Les chercheurs ont pu démontrer dans différents pays que leurs calculs de modélisation étaient exacts. C'est notamment le cas au Bangladesh, au Vietnam et à Sumatra (Winkel, Nature Geosci. 1, 2008), mais aussi et surtout en Chine, où l'Eawag a pu démontrer, en collaboration avec l'Université médicale de Chine à Shenyang, que près de 20 millions de personnes vivent dans des zones à risque. En outre, plusieurs nouvelles zones à risque ont été découvertes dans le cadre de cette recherche (Rodriguez-Lado, Science 23, 2013).
Michael Berg, responsable du département Ressources en eau & eau potable à l'Eawag, explique le principe de la méthode : "Nous avons développé un modèle statistique basé sur des données géologiques, topographiques et pédologiques. Celles-ci sont complétées par d'autres jeux de données - par exemple des données climatiques ou satellitaires - puis combinées et étalonnées avec les mesures d'arsenic et de fluorure disponibles dans une région".

Entrées d'une collection

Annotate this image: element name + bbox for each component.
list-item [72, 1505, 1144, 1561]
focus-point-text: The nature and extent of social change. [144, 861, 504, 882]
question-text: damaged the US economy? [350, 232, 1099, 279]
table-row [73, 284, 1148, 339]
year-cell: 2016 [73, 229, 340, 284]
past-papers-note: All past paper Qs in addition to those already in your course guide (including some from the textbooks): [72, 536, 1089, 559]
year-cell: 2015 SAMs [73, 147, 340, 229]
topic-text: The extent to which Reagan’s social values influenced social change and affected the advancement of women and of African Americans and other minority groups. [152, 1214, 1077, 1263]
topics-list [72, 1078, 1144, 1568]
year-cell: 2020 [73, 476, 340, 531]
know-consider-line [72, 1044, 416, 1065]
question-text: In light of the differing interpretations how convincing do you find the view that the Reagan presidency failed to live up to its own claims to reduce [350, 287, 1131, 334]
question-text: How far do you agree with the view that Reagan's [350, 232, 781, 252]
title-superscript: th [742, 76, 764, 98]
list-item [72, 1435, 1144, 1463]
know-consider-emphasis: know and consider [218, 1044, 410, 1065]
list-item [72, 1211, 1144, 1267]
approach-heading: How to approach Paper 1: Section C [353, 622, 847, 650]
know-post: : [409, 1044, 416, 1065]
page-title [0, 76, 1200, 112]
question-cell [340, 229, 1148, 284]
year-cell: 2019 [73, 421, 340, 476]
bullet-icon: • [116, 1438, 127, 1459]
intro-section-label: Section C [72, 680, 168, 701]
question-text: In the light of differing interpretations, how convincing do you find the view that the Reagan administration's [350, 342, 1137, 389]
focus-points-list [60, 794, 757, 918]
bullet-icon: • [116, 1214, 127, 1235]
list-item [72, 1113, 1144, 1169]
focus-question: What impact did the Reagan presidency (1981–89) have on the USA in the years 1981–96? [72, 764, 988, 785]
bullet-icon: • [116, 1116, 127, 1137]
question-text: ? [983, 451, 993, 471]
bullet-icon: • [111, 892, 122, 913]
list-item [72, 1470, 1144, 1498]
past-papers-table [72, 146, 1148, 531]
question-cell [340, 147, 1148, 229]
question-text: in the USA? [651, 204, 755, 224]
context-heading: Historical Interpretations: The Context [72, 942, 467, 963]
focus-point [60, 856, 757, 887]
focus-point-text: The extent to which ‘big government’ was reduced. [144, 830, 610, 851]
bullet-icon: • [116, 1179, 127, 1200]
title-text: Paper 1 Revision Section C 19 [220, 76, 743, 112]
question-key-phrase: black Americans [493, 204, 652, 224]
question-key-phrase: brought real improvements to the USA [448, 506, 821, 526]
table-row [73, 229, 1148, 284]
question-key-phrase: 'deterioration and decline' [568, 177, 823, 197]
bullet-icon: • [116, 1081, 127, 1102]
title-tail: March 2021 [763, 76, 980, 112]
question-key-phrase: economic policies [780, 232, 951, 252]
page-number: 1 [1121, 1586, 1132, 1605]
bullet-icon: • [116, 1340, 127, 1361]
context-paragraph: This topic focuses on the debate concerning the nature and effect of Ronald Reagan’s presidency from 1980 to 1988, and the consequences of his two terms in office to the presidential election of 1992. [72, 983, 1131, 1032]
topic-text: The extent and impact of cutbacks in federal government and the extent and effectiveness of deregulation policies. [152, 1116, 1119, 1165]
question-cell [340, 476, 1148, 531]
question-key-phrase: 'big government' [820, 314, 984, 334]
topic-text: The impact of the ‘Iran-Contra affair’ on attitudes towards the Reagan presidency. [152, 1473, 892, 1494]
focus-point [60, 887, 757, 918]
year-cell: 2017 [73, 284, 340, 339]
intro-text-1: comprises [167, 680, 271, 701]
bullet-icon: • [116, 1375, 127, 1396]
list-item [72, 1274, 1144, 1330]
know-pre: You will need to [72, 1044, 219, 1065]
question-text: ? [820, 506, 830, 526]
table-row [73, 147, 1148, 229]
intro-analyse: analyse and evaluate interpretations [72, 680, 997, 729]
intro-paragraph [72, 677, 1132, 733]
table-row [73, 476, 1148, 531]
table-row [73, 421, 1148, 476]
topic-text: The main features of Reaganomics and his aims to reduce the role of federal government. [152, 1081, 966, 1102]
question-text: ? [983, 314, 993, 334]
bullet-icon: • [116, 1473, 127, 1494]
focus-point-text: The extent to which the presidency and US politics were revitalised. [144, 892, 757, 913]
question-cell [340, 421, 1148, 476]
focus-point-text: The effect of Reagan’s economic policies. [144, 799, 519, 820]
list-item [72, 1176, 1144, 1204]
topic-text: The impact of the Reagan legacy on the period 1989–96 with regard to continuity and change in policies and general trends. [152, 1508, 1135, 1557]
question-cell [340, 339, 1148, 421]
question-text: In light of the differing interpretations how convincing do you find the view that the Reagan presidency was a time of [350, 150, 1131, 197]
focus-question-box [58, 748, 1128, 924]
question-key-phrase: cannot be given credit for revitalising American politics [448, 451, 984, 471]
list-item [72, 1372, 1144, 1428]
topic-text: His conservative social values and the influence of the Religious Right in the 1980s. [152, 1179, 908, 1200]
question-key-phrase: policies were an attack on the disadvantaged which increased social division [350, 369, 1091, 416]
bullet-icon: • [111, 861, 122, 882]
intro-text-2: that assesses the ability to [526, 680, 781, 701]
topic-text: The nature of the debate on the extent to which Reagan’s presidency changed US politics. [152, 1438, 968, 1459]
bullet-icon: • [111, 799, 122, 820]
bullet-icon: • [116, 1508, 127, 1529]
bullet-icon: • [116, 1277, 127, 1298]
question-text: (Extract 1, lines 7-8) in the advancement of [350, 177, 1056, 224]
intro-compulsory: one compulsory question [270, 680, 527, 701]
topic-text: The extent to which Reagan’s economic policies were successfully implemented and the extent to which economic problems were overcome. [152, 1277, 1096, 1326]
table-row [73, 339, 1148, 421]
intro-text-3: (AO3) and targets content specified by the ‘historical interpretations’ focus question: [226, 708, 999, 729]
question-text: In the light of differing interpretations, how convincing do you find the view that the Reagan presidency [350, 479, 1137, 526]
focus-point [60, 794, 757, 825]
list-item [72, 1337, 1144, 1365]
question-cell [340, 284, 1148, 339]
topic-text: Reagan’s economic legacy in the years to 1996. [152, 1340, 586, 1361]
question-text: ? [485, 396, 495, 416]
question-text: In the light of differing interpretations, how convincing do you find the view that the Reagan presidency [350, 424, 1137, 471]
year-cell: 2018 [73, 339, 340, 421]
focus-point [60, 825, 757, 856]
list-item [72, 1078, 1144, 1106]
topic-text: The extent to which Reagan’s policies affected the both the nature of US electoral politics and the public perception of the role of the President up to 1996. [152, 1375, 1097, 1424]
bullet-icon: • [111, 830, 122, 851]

§ **Consigne 1**:
Résumez en deux phrases le texte sur la modélisation des zones à risque.
§ **Consigne 2**:
Poursuivez le texte sur la modélisation des zones à risque après sa dernière phrase.
Les entrées ne servent pas pour ce travail.

§ **Réponse à l'exercice 1**:
Des chercheurs ont démontré l'exactitude de leurs calculs de modélisation dans plusieurs pays, en particulier en Chine, où près de 20 millions de personnes vivent dans des zones à risque et où de nouvelles zones à risque ont été découvertes. D'après Michael Berg, de l'Eawag, la méthode repose sur un modèle statistique fondé sur des données géologiques, topographiques et pédologiques, complétées par d'autres jeux de données, puis combinées et étalonnées avec les mesures d'arsenic et de fluorure disponibles dans une région.

§ **Réponse à l'exercice 2**:
Faciliter la recherche locale
L'établissement de cartes de dangers de l'arsenic et du fluorure est une tâche fastidieuse que les autorités compétentes des pays en développement, où les moyens techniques et financiers sont limités, ont souvent du mal à mener à bien seules. Avec le soutien financier de la Direction suisse du développement et de la coopération (DDC), l'équipe de l'Eawag, en collaboration avec Ernst Basler + Partner et Hydrosolutions, a maintenant développé une solution en ligne qui est disponible gratuitement pour toutes les personnes intéressées : La plate-forme d'évaluation des eaux souterraines GAP (www.gapmaps.org). "Cela permet aux spécialistes du monde entier de visualiser leurs propres données et de créer leurs propres cartes de risques avec relativement peu d'efforts", explique Michael Berg. "Il est ainsi plus facile de déterminer quels puits doivent être examinés en priorité. Les fonds et les forces disponibles peuvent ainsi être utilisés de manière plus ciblée".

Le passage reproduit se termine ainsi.